→ TO DO: Search the records for "this". Copy every line where it appears.

→ RECORDS PROVIDED:
━━━━━━━━━━━━━━━━

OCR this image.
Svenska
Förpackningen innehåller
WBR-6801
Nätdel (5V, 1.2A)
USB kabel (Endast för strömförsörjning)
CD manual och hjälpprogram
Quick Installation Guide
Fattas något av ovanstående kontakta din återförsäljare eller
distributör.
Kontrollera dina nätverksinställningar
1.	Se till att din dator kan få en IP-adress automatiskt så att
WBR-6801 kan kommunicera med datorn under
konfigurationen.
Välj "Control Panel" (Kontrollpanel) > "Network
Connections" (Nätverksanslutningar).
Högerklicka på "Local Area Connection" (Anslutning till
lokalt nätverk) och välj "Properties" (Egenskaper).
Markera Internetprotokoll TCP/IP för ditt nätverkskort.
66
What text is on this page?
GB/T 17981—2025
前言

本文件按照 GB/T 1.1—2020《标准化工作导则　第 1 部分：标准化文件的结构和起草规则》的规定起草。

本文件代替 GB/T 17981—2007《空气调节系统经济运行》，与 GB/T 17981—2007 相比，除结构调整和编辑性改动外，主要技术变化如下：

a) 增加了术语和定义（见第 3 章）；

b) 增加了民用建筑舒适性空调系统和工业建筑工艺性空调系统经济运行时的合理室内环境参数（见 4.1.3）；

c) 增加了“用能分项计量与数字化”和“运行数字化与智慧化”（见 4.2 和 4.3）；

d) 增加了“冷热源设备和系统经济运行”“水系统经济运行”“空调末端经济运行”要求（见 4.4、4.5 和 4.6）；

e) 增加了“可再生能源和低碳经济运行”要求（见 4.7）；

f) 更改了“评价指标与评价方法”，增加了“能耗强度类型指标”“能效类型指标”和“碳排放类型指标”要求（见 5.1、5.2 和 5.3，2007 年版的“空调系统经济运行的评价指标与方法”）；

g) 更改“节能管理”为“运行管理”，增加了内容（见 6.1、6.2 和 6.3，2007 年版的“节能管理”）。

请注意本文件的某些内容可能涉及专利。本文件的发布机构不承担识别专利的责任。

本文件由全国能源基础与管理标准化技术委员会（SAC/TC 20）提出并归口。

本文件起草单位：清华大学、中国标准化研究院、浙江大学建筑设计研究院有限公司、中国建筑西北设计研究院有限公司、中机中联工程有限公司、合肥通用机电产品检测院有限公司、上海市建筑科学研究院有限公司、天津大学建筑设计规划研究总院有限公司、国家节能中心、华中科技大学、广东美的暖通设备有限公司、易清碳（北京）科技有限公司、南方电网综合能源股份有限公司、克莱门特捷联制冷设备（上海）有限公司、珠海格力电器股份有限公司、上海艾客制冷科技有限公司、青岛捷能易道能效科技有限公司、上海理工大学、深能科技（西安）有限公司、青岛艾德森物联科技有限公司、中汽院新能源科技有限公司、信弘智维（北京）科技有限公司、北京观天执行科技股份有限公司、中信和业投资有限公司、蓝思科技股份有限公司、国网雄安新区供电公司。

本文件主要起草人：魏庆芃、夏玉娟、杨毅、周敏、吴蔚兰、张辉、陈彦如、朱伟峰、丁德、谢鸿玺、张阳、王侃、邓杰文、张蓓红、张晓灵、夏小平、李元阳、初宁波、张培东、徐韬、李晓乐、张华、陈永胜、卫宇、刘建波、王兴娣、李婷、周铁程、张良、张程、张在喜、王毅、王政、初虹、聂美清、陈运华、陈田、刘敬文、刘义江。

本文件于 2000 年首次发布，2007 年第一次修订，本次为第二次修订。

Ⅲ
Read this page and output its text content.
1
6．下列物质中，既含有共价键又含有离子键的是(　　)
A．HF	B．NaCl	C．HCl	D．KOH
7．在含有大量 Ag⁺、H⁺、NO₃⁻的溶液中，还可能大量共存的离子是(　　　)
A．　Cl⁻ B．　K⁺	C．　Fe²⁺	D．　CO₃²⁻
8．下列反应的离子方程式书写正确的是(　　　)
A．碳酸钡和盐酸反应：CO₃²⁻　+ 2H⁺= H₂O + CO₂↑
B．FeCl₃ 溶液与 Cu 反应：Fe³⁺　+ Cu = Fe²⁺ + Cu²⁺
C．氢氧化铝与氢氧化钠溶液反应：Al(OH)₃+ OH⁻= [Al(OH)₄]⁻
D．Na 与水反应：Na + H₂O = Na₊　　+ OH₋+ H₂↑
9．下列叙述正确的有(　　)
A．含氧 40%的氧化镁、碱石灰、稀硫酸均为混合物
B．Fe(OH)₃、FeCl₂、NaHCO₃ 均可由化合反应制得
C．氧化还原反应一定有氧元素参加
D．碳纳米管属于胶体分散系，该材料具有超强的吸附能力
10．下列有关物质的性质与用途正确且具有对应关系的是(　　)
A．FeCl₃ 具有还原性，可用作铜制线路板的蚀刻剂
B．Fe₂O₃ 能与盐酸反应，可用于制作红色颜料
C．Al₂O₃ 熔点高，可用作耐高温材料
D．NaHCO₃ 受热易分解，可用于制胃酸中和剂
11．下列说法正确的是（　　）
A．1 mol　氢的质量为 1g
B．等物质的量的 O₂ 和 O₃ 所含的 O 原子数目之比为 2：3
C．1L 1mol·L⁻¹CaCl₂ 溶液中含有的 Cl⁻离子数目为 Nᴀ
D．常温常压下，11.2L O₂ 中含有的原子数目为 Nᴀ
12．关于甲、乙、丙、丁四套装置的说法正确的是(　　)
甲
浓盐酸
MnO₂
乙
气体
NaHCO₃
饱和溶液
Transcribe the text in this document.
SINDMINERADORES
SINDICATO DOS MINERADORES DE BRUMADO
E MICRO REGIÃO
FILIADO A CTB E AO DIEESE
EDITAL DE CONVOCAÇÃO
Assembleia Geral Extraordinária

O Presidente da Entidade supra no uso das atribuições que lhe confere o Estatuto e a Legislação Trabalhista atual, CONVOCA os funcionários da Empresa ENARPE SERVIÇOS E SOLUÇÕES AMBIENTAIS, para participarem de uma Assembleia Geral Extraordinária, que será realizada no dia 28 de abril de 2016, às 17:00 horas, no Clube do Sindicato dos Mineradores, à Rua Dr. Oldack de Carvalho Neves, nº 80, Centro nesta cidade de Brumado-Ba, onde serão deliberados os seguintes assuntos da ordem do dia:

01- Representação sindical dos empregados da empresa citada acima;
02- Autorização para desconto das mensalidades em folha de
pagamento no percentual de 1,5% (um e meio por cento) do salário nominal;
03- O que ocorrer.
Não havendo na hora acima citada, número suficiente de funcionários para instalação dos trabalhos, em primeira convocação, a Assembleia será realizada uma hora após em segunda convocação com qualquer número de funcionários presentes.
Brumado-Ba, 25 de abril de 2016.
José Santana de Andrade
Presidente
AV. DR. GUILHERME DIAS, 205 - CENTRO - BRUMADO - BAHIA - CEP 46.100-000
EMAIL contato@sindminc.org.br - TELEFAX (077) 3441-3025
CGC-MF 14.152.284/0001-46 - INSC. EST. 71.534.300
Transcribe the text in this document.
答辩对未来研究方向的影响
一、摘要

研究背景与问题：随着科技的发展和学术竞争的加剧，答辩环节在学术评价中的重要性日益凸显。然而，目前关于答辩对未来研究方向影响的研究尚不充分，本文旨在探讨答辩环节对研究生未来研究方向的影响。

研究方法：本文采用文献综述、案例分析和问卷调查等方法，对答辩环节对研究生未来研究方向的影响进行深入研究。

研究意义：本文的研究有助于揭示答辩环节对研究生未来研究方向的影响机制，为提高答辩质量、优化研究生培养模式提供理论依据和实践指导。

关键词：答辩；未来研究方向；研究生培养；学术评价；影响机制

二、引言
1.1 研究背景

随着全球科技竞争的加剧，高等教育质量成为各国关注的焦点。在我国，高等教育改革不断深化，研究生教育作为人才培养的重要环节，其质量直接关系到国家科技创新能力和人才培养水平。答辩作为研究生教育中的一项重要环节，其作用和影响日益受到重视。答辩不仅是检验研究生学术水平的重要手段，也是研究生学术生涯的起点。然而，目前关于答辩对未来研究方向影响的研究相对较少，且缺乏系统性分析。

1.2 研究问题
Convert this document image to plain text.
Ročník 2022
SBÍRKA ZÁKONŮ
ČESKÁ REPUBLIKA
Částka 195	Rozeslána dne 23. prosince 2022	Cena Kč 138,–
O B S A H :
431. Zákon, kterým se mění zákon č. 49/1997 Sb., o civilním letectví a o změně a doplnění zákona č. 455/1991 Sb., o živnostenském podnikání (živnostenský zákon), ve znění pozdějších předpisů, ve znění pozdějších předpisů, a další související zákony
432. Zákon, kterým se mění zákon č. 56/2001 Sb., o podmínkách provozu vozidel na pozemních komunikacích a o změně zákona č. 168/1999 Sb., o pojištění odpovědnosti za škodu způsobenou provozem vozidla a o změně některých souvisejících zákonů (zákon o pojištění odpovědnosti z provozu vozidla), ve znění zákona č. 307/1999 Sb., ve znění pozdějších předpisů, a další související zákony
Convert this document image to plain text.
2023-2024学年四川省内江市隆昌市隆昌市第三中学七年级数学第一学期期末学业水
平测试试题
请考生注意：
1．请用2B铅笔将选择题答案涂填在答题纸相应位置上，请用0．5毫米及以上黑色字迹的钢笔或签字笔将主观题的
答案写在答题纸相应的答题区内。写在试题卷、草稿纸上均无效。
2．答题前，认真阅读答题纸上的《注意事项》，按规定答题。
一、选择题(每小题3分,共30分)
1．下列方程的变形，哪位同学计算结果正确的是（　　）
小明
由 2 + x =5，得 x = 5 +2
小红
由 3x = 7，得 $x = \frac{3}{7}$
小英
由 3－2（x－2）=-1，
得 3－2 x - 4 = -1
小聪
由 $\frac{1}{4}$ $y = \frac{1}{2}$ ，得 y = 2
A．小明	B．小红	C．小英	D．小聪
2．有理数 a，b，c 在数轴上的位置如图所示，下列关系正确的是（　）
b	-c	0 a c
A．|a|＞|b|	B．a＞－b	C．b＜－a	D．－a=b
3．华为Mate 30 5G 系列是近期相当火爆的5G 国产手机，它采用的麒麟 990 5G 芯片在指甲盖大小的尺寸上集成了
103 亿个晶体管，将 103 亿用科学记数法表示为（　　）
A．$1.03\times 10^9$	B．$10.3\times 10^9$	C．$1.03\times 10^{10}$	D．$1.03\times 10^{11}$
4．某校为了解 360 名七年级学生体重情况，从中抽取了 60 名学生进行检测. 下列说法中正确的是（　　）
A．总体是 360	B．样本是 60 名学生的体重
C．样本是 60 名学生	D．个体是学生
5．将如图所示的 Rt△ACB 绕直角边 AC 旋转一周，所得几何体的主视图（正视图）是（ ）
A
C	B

━━━━━━━━━━━━━━━━

→ EXPECTED OUTPUT:
OCR this image.
What text is on this page?
Read this page and output its text content.
Transcribe the text in this document.
Transcribe the text in this document.
Convert this document image to plain text.
Convert this document image to plain text.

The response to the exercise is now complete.